— WHAT TO PRODUCE —
Write the material out again in full, exactly.

-- Start ENTRIES SHOWN --

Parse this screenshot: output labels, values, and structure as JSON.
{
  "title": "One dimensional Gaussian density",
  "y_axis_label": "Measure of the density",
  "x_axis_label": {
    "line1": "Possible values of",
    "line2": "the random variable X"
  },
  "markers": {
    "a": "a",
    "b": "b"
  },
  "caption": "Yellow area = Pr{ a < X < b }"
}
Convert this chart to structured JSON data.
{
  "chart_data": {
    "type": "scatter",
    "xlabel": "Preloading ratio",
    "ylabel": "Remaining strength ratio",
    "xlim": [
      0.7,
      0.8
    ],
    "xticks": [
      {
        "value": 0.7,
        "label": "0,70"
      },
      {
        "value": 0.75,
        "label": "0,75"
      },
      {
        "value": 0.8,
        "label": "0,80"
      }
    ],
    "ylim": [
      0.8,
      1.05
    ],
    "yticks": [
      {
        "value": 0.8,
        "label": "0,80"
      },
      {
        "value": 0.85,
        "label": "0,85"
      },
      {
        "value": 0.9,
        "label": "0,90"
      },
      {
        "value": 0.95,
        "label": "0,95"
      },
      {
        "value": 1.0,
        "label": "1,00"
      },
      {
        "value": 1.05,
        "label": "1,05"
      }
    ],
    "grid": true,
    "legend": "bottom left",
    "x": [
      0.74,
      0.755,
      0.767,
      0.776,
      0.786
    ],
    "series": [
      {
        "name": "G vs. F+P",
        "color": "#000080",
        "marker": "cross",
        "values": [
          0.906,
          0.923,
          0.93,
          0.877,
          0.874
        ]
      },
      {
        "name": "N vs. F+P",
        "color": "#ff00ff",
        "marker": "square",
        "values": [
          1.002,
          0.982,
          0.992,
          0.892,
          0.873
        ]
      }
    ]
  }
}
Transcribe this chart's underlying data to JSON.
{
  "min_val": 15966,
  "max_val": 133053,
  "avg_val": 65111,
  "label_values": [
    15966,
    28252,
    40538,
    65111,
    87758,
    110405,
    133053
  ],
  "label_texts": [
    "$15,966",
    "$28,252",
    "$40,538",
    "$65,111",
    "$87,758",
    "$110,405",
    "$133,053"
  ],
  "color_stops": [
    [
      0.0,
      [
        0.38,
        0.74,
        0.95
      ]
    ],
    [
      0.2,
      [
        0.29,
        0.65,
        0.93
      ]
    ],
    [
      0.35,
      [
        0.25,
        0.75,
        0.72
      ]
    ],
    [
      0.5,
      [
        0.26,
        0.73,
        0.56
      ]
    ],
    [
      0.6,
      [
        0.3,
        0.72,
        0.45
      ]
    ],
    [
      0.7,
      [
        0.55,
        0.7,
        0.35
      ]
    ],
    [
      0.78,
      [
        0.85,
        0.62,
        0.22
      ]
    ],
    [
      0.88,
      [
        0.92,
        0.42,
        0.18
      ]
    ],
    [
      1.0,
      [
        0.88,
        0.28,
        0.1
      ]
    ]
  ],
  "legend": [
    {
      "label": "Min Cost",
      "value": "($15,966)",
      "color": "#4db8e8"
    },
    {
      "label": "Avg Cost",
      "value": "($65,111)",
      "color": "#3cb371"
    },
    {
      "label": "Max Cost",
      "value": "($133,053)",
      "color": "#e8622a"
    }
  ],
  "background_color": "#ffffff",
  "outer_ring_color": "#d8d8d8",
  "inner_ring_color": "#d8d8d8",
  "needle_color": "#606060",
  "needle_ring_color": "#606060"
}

-- End ENTRIES SHOWN --

— COMPLETED TASK —
Parse this screenshot: output labels, values, and structure as JSON.
{
  "title": "One dimensional Gaussian density",
  "y_axis_label": "Measure of the density",
  "x_axis_label": {
    "line1": "Possible values of",
    "line2": "the random variable X"
  },
  "markers": {
    "a": "a",
    "b": "b"
  },
  "caption": "Yellow area = Pr{ a < X < b }"
}
Convert this chart to structured JSON data.
{
  "chart_data": {
    "type": "scatter",
    "xlabel": "Preloading ratio",
    "ylabel": "Remaining strength ratio",
    "xlim": [
      0.7,
      0.8
    ],
    "xticks": [
      {
        "value": 0.7,
        "label": "0,70"
      },
      {
        "value": 0.75,
        "label": "0,75"
      },
      {
        "value": 0.8,
        "label": "0,80"
      }
    ],
    "ylim": [
      0.8,
      1.05
    ],
    "yticks": [
      {
        "value": 0.8,
        "label": "0,80"
      },
      {
        "value": 0.85,
        "label": "0,85"
      },
      {
        "value": 0.9,
        "label": "0,90"
      },
      {
        "value": 0.95,
        "label": "0,95"
      },
      {
        "value": 1.0,
        "label": "1,00"
      },
      {
        "value": 1.05,
        "label": "1,05"
      }
    ],
    "grid": true,
    "legend": "bottom left",
    "x": [
      0.74,
      0.755,
      0.767,
      0.776,
      0.786
    ],
    "series": [
      {
        "name": "G vs. F+P",
        "color": "#000080",
        "marker": "cross",
        "values": [
          0.906,
          0.923,
          0.93,
          0.877,
          0.874
        ]
      },
      {
        "name": "N vs. F+P",
        "color": "#ff00ff",
        "marker": "square",
        "values": [
          1.002,
          0.982,
          0.992,
          0.892,
          0.873
        ]
      }
    ]
  }
}
Transcribe this chart's underlying data to JSON.
{
  "min_val": 15966,
  "max_val": 133053,
  "avg_val": 65111,
  "label_values": [
    15966,
    28252,
    40538,
    65111,
    87758,
    110405,
    133053
  ],
  "label_texts": [
    "$15,966",
    "$28,252",
    "$40,538",
    "$65,111",
    "$87,758",
    "$110,405",
    "$133,053"
  ],
  "color_stops": [
    [
      0.0,
      [
        0.38,
        0.74,
        0.95
      ]
    ],
    [
      0.2,
      [
        0.29,
        0.65,
        0.93
      ]
    ],
    [
      0.35,
      [
        0.25,
        0.75,
        0.72
      ]
    ],
    [
      0.5,
      [
        0.26,
        0.73,
        0.56
      ]
    ],
    [
      0.6,
      [
        0.3,
        0.72,
        0.45
      ]
    ],
    [
      0.7,
      [
        0.55,
        0.7,
        0.35
      ]
    ],
    [
      0.78,
      [
        0.85,
        0.62,
        0.22
      ]
    ],
    [
      0.88,
      [
        0.92,
        0.42,
        0.18
      ]
    ],
    [
      1.0,
      [
        0.88,
        0.28,
        0.1
      ]
    ]
  ],
  "legend": [
    {
      "label": "Min Cost",
      "value": "($15,966)",
      "color": "#4db8e8"
    },
    {
      "label": "Avg Cost",
      "value": "($65,111)",
      "color": "#3cb371"
    },
    {
      "label": "Max Cost",
      "value": "($133,053)",
      "color": "#e8622a"
    }
  ],
  "background_color": "#ffffff",
  "outer_ring_color": "#d8d8d8",
  "inner_ring_color": "#d8d8d8",
  "needle_color": "#606060",
  "needle_ring_color": "#606060"
}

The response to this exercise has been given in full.